### What you will do
Gather every line below where "other" appears.
[start Records for processing]
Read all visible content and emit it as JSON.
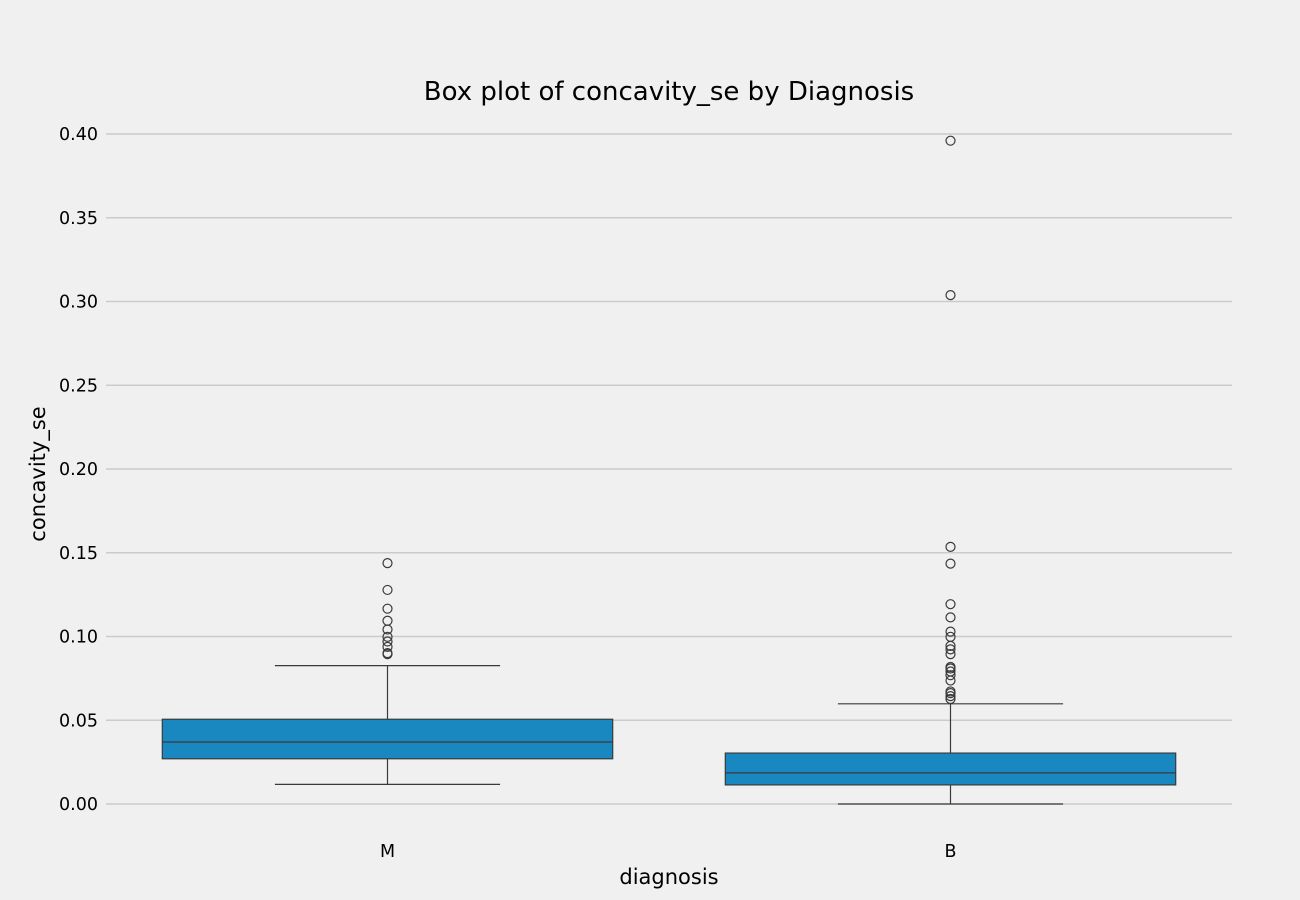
{
  "chart_data": {
    "type": "box",
    "title": "Box plot of concavity_se by Diagnosis",
    "xlabel": "diagnosis",
    "ylabel": "concavity_se",
    "ylim": [
      -0.0114,
      0.4
    ],
    "yticks": [
      "0.00",
      "0.05",
      "0.10",
      "0.15",
      "0.20",
      "0.25",
      "0.30",
      "0.35",
      "0.40"
    ],
    "grid": "horizontal",
    "box_color": "#1a88c0",
    "edge_color": "#3a3a3a",
    "background": "#f0f0f0",
    "grid_color": "#cbcbcb",
    "categories": [
      "M",
      "B"
    ],
    "boxes": [
      {
        "category": "M",
        "whisker_low": 0.0117,
        "q1": 0.027,
        "median": 0.037,
        "q3": 0.0506,
        "whisker_high": 0.0826,
        "outliers": [
          0.0895,
          0.0901,
          0.0938,
          0.097,
          0.0998,
          0.1042,
          0.1094,
          0.1166,
          0.1278,
          0.1438
        ]
      },
      {
        "category": "B",
        "whisker_low": 0.0,
        "q1": 0.0114,
        "median": 0.0186,
        "q3": 0.0304,
        "whisker_high": 0.0598,
        "outliers": [
          0.0627,
          0.0644,
          0.0662,
          0.0672,
          0.0737,
          0.0769,
          0.0791,
          0.0809,
          0.0818,
          0.0895,
          0.0923,
          0.0944,
          0.0998,
          0.1029,
          0.1114,
          0.1193,
          0.1435,
          0.1535,
          0.3038,
          0.396
        ]
      }
    ]
  }
}
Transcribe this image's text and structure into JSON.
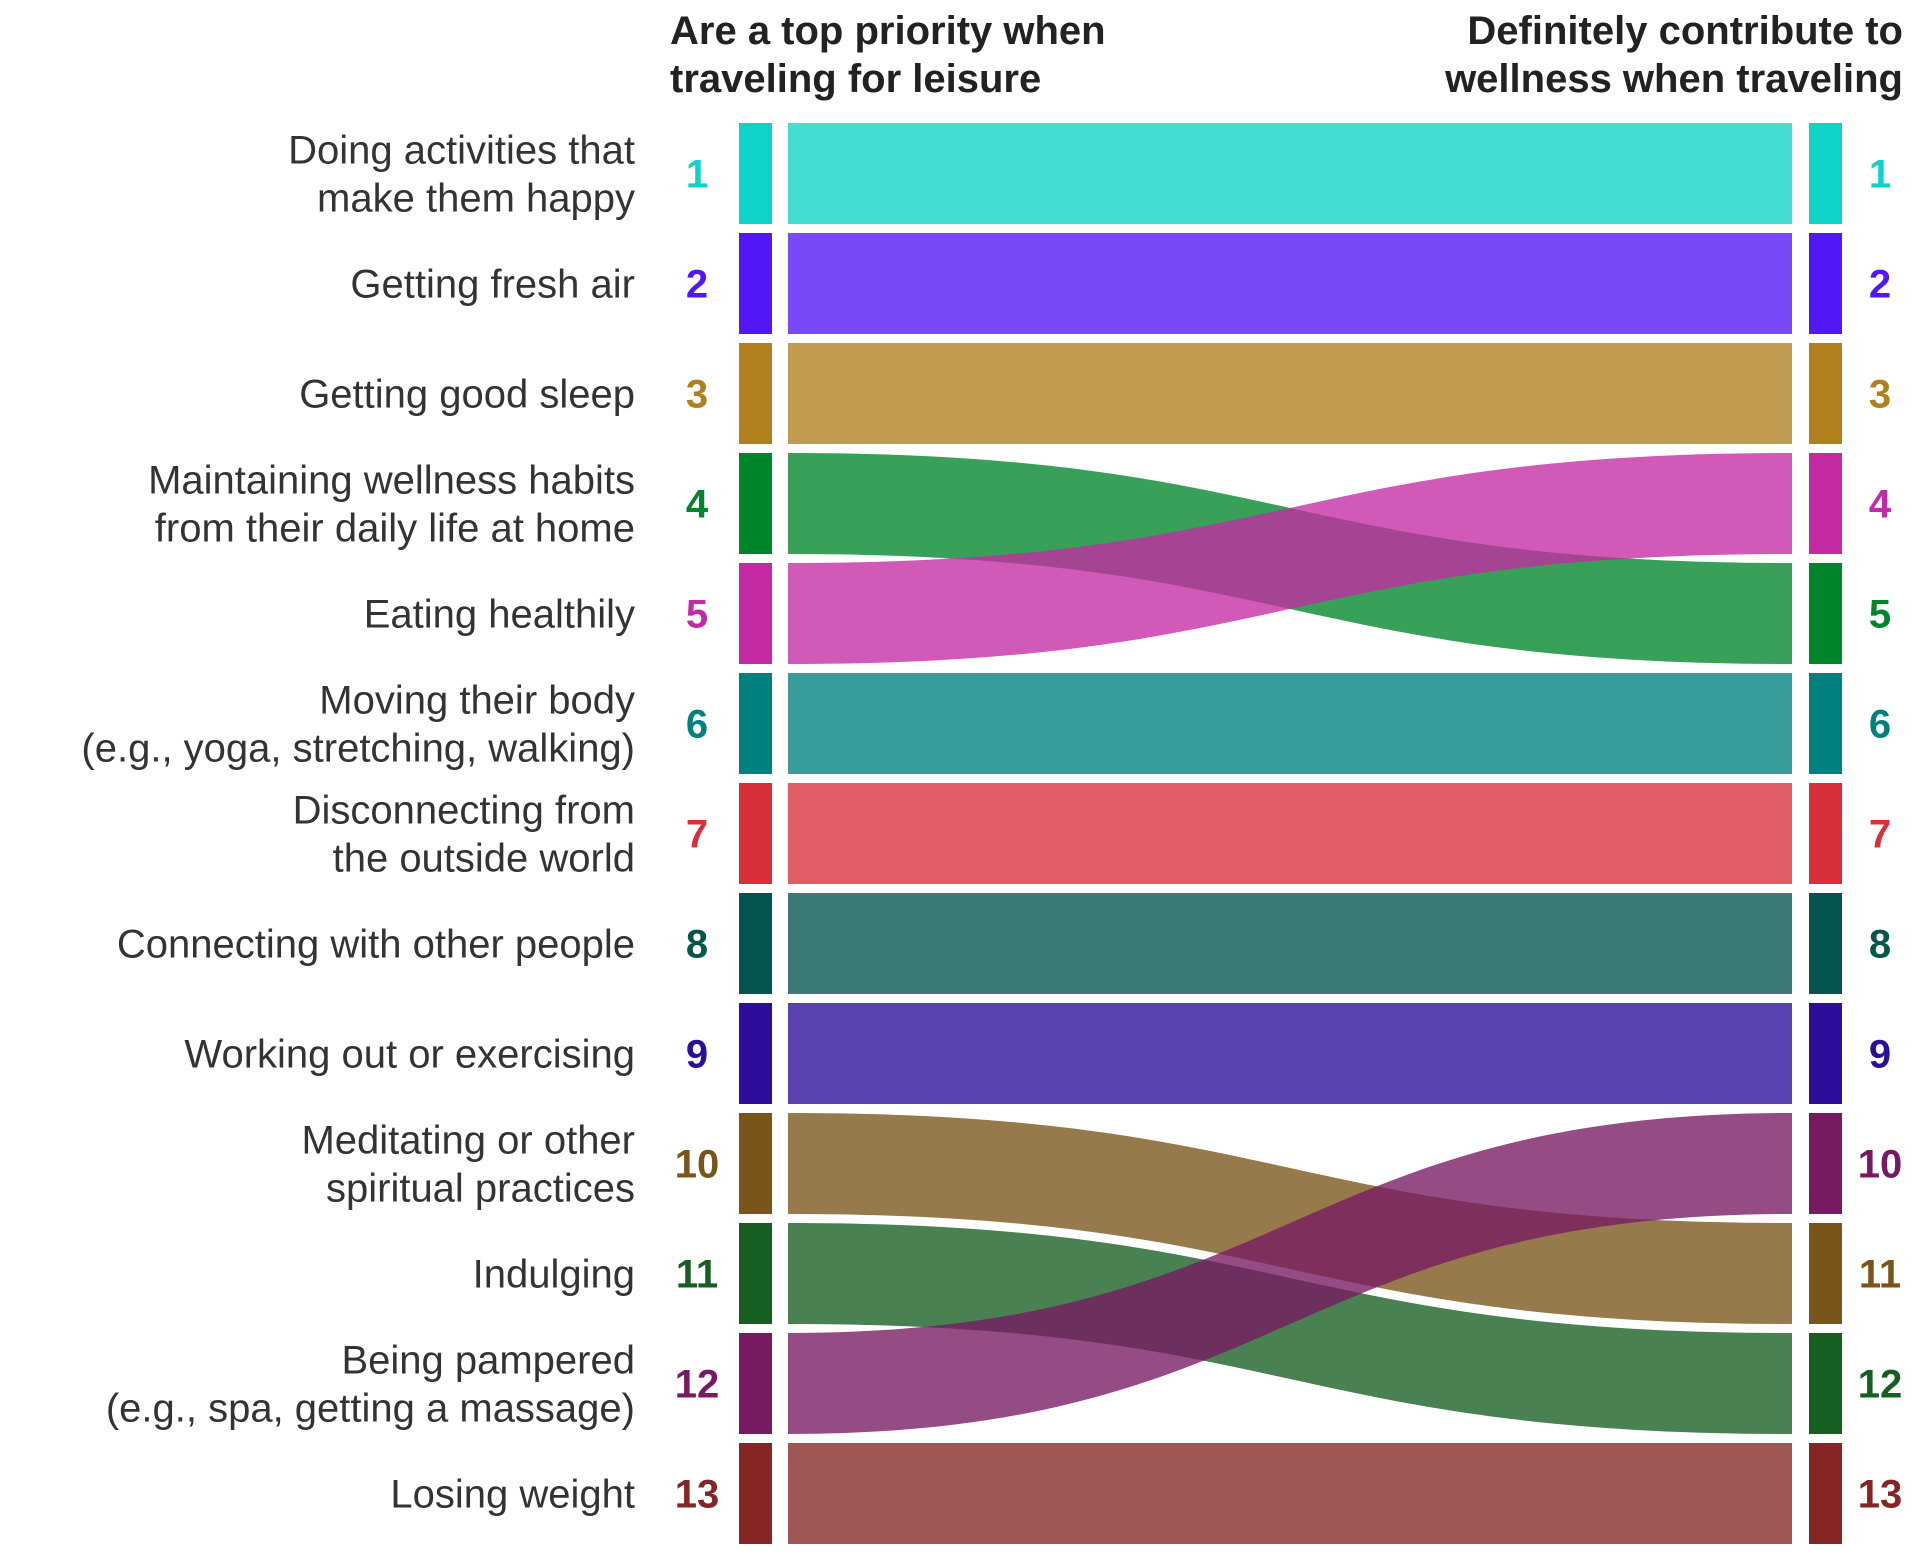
{
  "chart_data": {
    "type": "sankey",
    "left_title": [
      "Are a top priority when",
      "traveling for leisure"
    ],
    "right_title": [
      "Definitely contribute to",
      "wellness when traveling"
    ],
    "items": [
      {
        "label": [
          "Doing activities that",
          "make them happy"
        ],
        "left_rank": 1,
        "right_rank": 1,
        "color": "#0FD3C8"
      },
      {
        "label": [
          "Getting fresh air"
        ],
        "left_rank": 2,
        "right_rank": 2,
        "color": "#5217F5"
      },
      {
        "label": [
          "Getting good sleep"
        ],
        "left_rank": 3,
        "right_rank": 3,
        "color": "#B07F1E"
      },
      {
        "label": [
          "Maintaining wellness habits",
          "from their daily life at home"
        ],
        "left_rank": 4,
        "right_rank": 5,
        "color": "#00852A"
      },
      {
        "label": [
          "Eating healthily"
        ],
        "left_rank": 5,
        "right_rank": 4,
        "color": "#C42AA4"
      },
      {
        "label": [
          "Moving their body",
          "(e.g., yoga, stretching, walking)"
        ],
        "left_rank": 6,
        "right_rank": 6,
        "color": "#00807F"
      },
      {
        "label": [
          "Disconnecting from",
          "the outside world"
        ],
        "left_rank": 7,
        "right_rank": 7,
        "color": "#D7303A"
      },
      {
        "label": [
          "Connecting with other people"
        ],
        "left_rank": 8,
        "right_rank": 8,
        "color": "#045550"
      },
      {
        "label": [
          "Working out or exercising"
        ],
        "left_rank": 9,
        "right_rank": 9,
        "color": "#2C0E9A"
      },
      {
        "label": [
          "Meditating or other",
          "spiritual practices"
        ],
        "left_rank": 10,
        "right_rank": 11,
        "color": "#7A5519"
      },
      {
        "label": [
          "Indulging"
        ],
        "left_rank": 11,
        "right_rank": 12,
        "color": "#175E22"
      },
      {
        "label": [
          "Being pampered",
          "(e.g., spa, getting a massage)"
        ],
        "left_rank": 12,
        "right_rank": 10,
        "color": "#771A62"
      },
      {
        "label": [
          "Losing weight"
        ],
        "left_rank": 13,
        "right_rank": 13,
        "color": "#852624"
      }
    ]
  }
}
[end Records for processing]
### The result
          "Connecting with other people"
          "Meditating or other",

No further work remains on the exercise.